Do this: Repeat each entry exactly and drop the pictures.

Records supplied:
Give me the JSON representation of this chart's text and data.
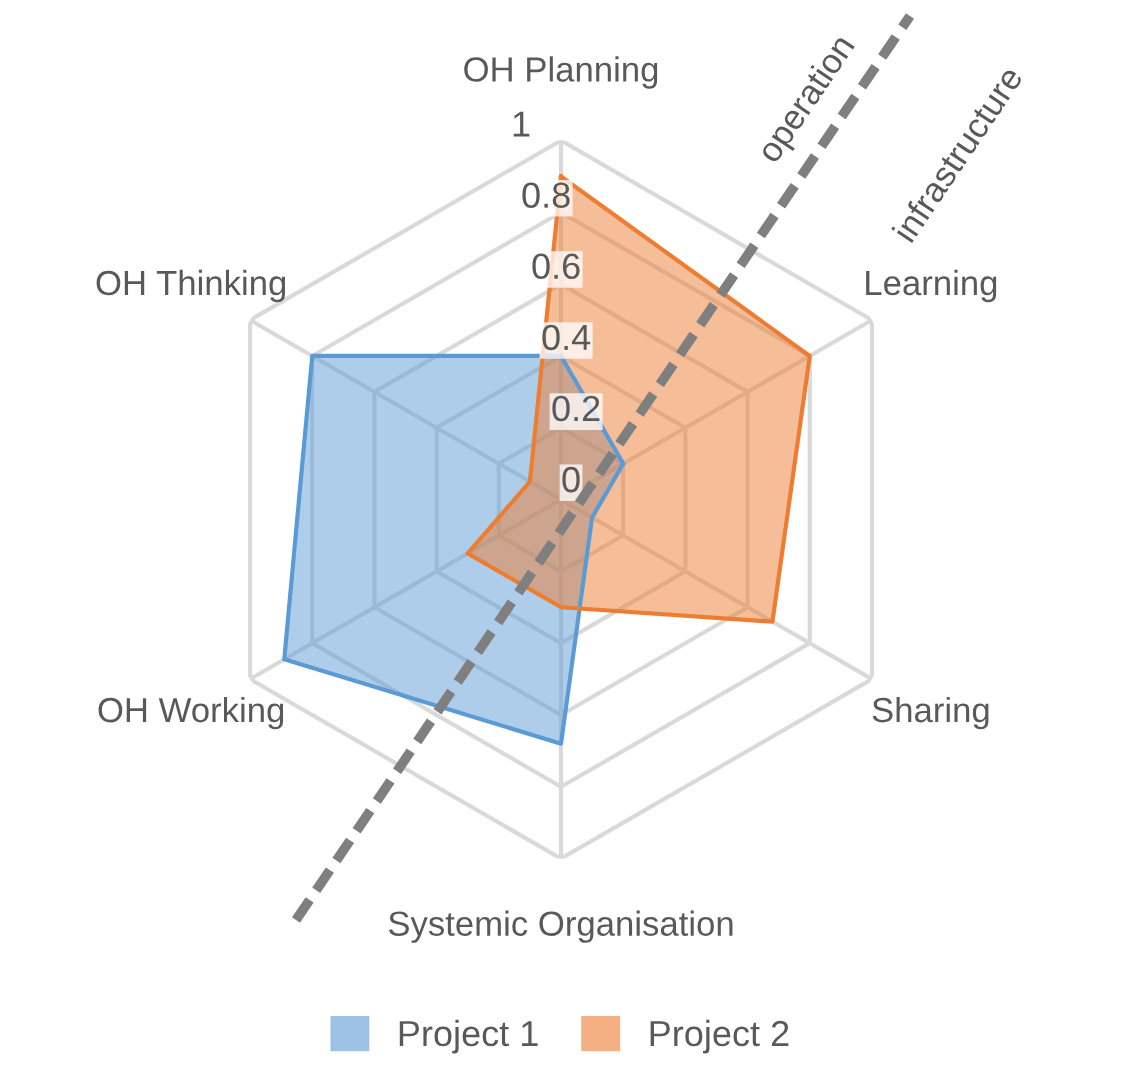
{
  "chart_data": {
    "type": "radar",
    "categories": [
      "OH Planning",
      "Learning",
      "Sharing",
      "Systemic Organisation",
      "OH Working",
      "OH Thinking"
    ],
    "series": [
      {
        "name": "Project 1",
        "color": "#5b9bd5",
        "values": [
          0.4,
          0.2,
          0.1,
          0.68,
          0.89,
          0.8
        ]
      },
      {
        "name": "Project 2",
        "color": "#ed7d31",
        "values": [
          0.9,
          0.8,
          0.68,
          0.3,
          0.3,
          0.1
        ]
      }
    ],
    "ylim": [
      0,
      1
    ],
    "yticks": [
      0,
      0.2,
      0.4,
      0.6,
      0.8,
      1
    ],
    "grid": true,
    "legend": "bottom",
    "annotations": [
      "operation",
      "infrastructure"
    ]
  }
}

Answer for the task:
Give me the JSON representation of this chart's text and data.
{
  "chart_data": {
    "type": "radar",
    "categories": [
      "OH Planning",
      "Learning",
      "Sharing",
      "Systemic Organisation",
      "OH Working",
      "OH Thinking"
    ],
    "series": [
      {
        "name": "Project 1",
        "color": "#5b9bd5",
        "values": [
          0.4,
          0.2,
          0.1,
          0.68,
          0.89,
          0.8
        ]
      },
      {
        "name": "Project 2",
        "color": "#ed7d31",
        "values": [
          0.9,
          0.8,
          0.68,
          0.3,
          0.3,
          0.1
        ]
      }
    ],
    "ylim": [
      0,
      1
    ],
    "yticks": [
      0,
      0.2,
      0.4,
      0.6,
      0.8,
      1
    ],
    "grid": true,
    "legend": "bottom",
    "annotations": [
      "operation",
      "infrastructure"
    ]
  }
}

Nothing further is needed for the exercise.